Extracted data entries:
===============

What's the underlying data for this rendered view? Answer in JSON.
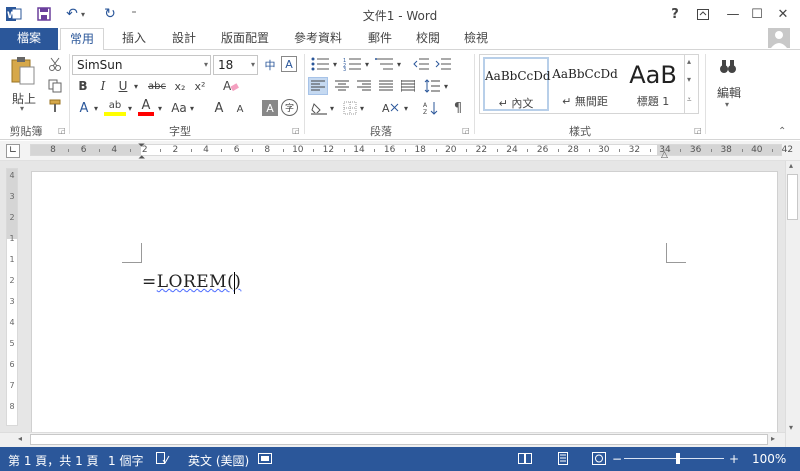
{
  "window": {
    "title": "文件1 - Word",
    "help": "?",
    "minimize": "—",
    "restore": "☐",
    "close": "✕"
  },
  "qat": {
    "undo": "↶",
    "redo": "↻",
    "customize": "⁼"
  },
  "tabs": [
    {
      "label": "檔案"
    },
    {
      "label": "常用"
    },
    {
      "label": "插入"
    },
    {
      "label": "設計"
    },
    {
      "label": "版面配置"
    },
    {
      "label": "參考資料"
    },
    {
      "label": "郵件"
    },
    {
      "label": "校閱"
    },
    {
      "label": "檢視"
    }
  ],
  "clipboard": {
    "paste_label": "貼上",
    "group_label": "剪貼簿"
  },
  "font": {
    "font_name": "SimSun",
    "font_size": "18",
    "bold": "B",
    "italic": "I",
    "underline": "U",
    "strike": "abc",
    "subscript": "x₂",
    "superscript": "x²",
    "text_effects": "A",
    "highlight": "ab",
    "font_color": "A",
    "change_case": "Aa",
    "grow": "A",
    "shrink": "A",
    "char_shading": "A",
    "enclose": "字",
    "wen": "中",
    "box": "A",
    "group_label": "字型"
  },
  "paragraph": {
    "group_label": "段落"
  },
  "styles": {
    "items": [
      {
        "sample": "AaBbCcDd",
        "name": "↵ 內文"
      },
      {
        "sample": "AaBbCcDd",
        "name": "↵ 無間距"
      },
      {
        "sample": "AaB",
        "name": "標題 1"
      }
    ],
    "group_label": "樣式"
  },
  "editing": {
    "label": "編輯"
  },
  "ruler": {
    "numbers": [
      "8",
      "6",
      "4",
      "2",
      "2",
      "4",
      "6",
      "8",
      "10",
      "12",
      "14",
      "16",
      "18",
      "20",
      "22",
      "24",
      "26",
      "28",
      "30",
      "32",
      "34",
      "36",
      "38",
      "40",
      "42"
    ],
    "vnumbers": [
      "4",
      "3",
      "2",
      "1",
      "1",
      "2",
      "3",
      "4",
      "5",
      "6",
      "7",
      "8"
    ]
  },
  "document": {
    "prefix": "=",
    "text": "LOREM()"
  },
  "status": {
    "page": "第 1 頁，共 1 頁",
    "words": "1 個字",
    "language": "英文 (美國)",
    "zoom": "100%",
    "zoom_minus": "−",
    "zoom_plus": "+"
  },
  "colors": {
    "accent": "#2b579a",
    "highlight_yellow": "#ffff00",
    "font_red": "#ff0000"
  }
}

===============

TASK GOAL –
Every line of the material is to be quoted exactly, with no pictures carried over.

SOLVED EXERCISE –
What's the underlying data for this rendered view? Answer in JSON.
{
  "window": {
    "title": "文件1 - Word",
    "help": "?",
    "minimize": "—",
    "restore": "☐",
    "close": "✕"
  },
  "qat": {
    "undo": "↶",
    "redo": "↻",
    "customize": "⁼"
  },
  "tabs": [
    {
      "label": "檔案"
    },
    {
      "label": "常用"
    },
    {
      "label": "插入"
    },
    {
      "label": "設計"
    },
    {
      "label": "版面配置"
    },
    {
      "label": "參考資料"
    },
    {
      "label": "郵件"
    },
    {
      "label": "校閱"
    },
    {
      "label": "檢視"
    }
  ],
  "clipboard": {
    "paste_label": "貼上",
    "group_label": "剪貼簿"
  },
  "font": {
    "font_name": "SimSun",
    "font_size": "18",
    "bold": "B",
    "italic": "I",
    "underline": "U",
    "strike": "abc",
    "subscript": "x₂",
    "superscript": "x²",
    "text_effects": "A",
    "highlight": "ab",
    "font_color": "A",
    "change_case": "Aa",
    "grow": "A",
    "shrink": "A",
    "char_shading": "A",
    "enclose": "字",
    "wen": "中",
    "box": "A",
    "group_label": "字型"
  },
  "paragraph": {
    "group_label": "段落"
  },
  "styles": {
    "items": [
      {
        "sample": "AaBbCcDd",
        "name": "↵ 內文"
      },
      {
        "sample": "AaBbCcDd",
        "name": "↵ 無間距"
      },
      {
        "sample": "AaB",
        "name": "標題 1"
      }
    ],
    "group_label": "樣式"
  },
  "editing": {
    "label": "編輯"
  },
  "ruler": {
    "numbers": [
      "8",
      "6",
      "4",
      "2",
      "2",
      "4",
      "6",
      "8",
      "10",
      "12",
      "14",
      "16",
      "18",
      "20",
      "22",
      "24",
      "26",
      "28",
      "30",
      "32",
      "34",
      "36",
      "38",
      "40",
      "42"
    ],
    "vnumbers": [
      "4",
      "3",
      "2",
      "1",
      "1",
      "2",
      "3",
      "4",
      "5",
      "6",
      "7",
      "8"
    ]
  },
  "document": {
    "prefix": "=",
    "text": "LOREM()"
  },
  "status": {
    "page": "第 1 頁，共 1 頁",
    "words": "1 個字",
    "language": "英文 (美國)",
    "zoom": "100%",
    "zoom_minus": "−",
    "zoom_plus": "+"
  },
  "colors": {
    "accent": "#2b579a",
    "highlight_yellow": "#ffff00",
    "font_red": "#ff0000"
  }
}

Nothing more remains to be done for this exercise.